:: Things to do ::
1. Answer these questions from the serverless computing text:
(a) When was AWS Lambda first launched?
(b) How many types of serverless computing frameworks exist, according to Jason McGee?
(c) Which open source serverless computing framework does IBM support?
2. Transcribe the stretch of the serverless computing text from "That increased level" through "applications, says Watters.".
3. Go on with the serverless computing text from the point where it stops.

The serverless computing framework most widely employed today is Lambda from Amazon Web Services (AWS). First launched in late 2016, AWS Lambda is a proprietary serverless computing framework that AWS makes available as a managed hosted service. As serverless computing has become more widely accepted by IT organizations, AWS rivals are now racing to catch up in a segment of the cloud computing market in which AWS once again established an early lead. By throwing their collective weight behind Knative middleware, Google, IBM and Pivotal are making a case of being able to invoke multiple serverless computing frameworks without having to become locked into a specific service.
That’s crucial because each cloud service provider has embraced different serverless computing frameworks, such as Google Cloud Functions, available as a service on the Google Cloud Platform, and Azure Functions and nuclio on the Microsoft Azure cloud. Oracle, meanwhile, is trying to advance an open source Fn Project that it developed for the Oracle Cloud Platform, while IBM supports a rival open source serverless computing framework known as OpenWhisk.
Like most cloud service providers, however, IBM enables customers to deploy their own serverless computing framework or employ a managed service. Knative middleware is important because there are over 35 different types of serverless computing frameworks, says Jason McGee, vice president and CTO for the IBM Cloud.
“It’s very fragmented,” says McGee.
In fact, McGee contends that as cloud computing becomes more varied and complex, more organizations will conclude that it’s simpler to rely on managed services providers to manage all the underlying cloud infrastructure on their behalf.
That increased level of diversity is why Pivotal is also throwing its support behind Knative, says James Watters, senior vice president of strategy for Pivotal. Project riff, an open source initiative to add tooling to Knative middleware, is at the core of a Pivotal Function Service (PFS) that can be deployed in a cloud or in an on-premises IT environment running an instance of Kubernetes container orchestration software. Pivotal expects to see IT organizations embrace both microservices-based applications based on Kubernetes and serverless computing frameworks alongside existing platform-as-a-service (PaaS) environments running 12-factor applications, says Watters.

Document layout analysis data:
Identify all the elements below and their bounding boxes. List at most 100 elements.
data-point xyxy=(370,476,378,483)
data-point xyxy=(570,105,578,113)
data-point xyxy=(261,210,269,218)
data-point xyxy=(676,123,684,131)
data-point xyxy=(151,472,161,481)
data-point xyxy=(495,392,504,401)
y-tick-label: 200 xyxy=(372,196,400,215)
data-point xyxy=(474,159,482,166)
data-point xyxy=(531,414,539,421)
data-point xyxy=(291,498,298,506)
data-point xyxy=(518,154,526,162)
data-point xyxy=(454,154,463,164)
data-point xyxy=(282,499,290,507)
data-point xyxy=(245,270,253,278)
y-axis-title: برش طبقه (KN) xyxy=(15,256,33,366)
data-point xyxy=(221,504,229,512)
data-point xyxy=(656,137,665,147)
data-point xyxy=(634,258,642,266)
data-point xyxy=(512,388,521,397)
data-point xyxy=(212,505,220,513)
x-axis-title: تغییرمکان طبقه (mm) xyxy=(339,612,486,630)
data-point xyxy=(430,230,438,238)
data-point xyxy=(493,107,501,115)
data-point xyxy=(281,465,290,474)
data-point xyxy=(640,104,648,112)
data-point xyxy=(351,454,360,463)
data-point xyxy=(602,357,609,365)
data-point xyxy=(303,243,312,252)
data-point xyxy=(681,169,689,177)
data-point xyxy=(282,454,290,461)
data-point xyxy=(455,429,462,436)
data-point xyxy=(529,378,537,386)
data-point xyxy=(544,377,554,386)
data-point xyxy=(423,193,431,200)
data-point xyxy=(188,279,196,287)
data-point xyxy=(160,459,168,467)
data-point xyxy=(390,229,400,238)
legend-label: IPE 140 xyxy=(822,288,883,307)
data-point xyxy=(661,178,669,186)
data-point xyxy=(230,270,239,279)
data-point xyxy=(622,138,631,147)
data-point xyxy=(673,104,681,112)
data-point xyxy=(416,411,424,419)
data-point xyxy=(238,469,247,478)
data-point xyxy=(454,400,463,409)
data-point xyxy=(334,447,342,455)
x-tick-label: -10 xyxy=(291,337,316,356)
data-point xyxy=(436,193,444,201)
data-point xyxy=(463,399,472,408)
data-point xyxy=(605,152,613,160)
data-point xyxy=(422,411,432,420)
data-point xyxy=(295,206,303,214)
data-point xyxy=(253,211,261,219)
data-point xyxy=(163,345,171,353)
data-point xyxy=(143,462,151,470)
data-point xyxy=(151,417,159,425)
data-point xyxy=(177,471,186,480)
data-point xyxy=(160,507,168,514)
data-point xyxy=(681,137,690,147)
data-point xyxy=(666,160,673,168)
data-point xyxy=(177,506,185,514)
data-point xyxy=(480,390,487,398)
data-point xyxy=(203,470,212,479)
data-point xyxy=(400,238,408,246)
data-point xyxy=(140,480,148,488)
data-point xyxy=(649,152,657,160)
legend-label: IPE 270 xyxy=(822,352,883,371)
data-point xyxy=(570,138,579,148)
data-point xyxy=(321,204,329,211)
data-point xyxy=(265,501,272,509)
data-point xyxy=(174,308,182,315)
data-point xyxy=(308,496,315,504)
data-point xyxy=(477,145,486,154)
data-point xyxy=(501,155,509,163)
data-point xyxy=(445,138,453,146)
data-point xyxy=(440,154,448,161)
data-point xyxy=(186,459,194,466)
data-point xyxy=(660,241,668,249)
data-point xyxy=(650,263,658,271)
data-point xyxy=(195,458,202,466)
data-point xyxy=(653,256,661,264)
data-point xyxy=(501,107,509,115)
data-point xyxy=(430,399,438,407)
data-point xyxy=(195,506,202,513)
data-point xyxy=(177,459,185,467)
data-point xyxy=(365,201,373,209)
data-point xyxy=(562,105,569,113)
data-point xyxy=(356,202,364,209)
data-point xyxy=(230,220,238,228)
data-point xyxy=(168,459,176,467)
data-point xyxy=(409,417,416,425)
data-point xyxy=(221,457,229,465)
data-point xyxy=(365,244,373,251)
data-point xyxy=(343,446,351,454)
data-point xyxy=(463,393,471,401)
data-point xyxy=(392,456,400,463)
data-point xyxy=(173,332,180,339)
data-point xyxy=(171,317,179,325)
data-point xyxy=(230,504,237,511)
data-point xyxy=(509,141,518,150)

:: Results by task ::
1.
(a) Late 2016
(b) Over 35
(c) OpenWhisk

2.
That increased level of diversity is why Pivotal is also throwing its support behind Knative, says James Watters, senior vice president of strategy for Pivotal. Project riff, an open source initiative to add tooling to Knative middleware, is at the core of a Pivotal Function Service (PFS) that can be deployed in a cloud or in an on-premises IT environment running an instance of Kubernetes container orchestration software. Pivotal expects to see IT organizations embrace both microservices-based applications based on Kubernetes and serverless computing frameworks alongside existing platform-as-a-service (PaaS) environments running 12-factor applications, says Watters.

3.
“IT organizations are going to be pragmatic,” says Watters.
But not everyone necessarily agrees that Knative is the best way to achieve that pragmatism. Because of concerns about needing to compete with AWS, vendors are rushing to embrace Knative middleware developed by Google with not enough input from the rest of the open source community, cautions Alex Ellis, a senior staff engineer at VMware who is the author of OpenFaaS, a framework for building serverless computing functions using Docker containers running on Kubernetes clusters. Serverless interoperability goals can be achieved at a much lower level, says Ellis. In fact, Ellis worries that Google is exerting too much influence over conference agenda in the Kubernetes community to advance offering such as Knative and Istio, an instance of a services mesh for integrating microservices.
“Google is trying to exercise a lot of influence through marketing,” says Ellis.
It may be a while before a handful of serverless computing frameworks finally emerge as de facto standards. But the one thing that is clear is that serverless computing frameworks are emerging as critical aspects of any cloud computing strategy. The challenge now is how best to take advantage of any of those frameworks without waking up one day to discover the IT organization either bet on the wrong framework with no way out, or worse yet, is dependent on a proprietary framework that makes the IT organization wholly dependent on a single cloud service provider.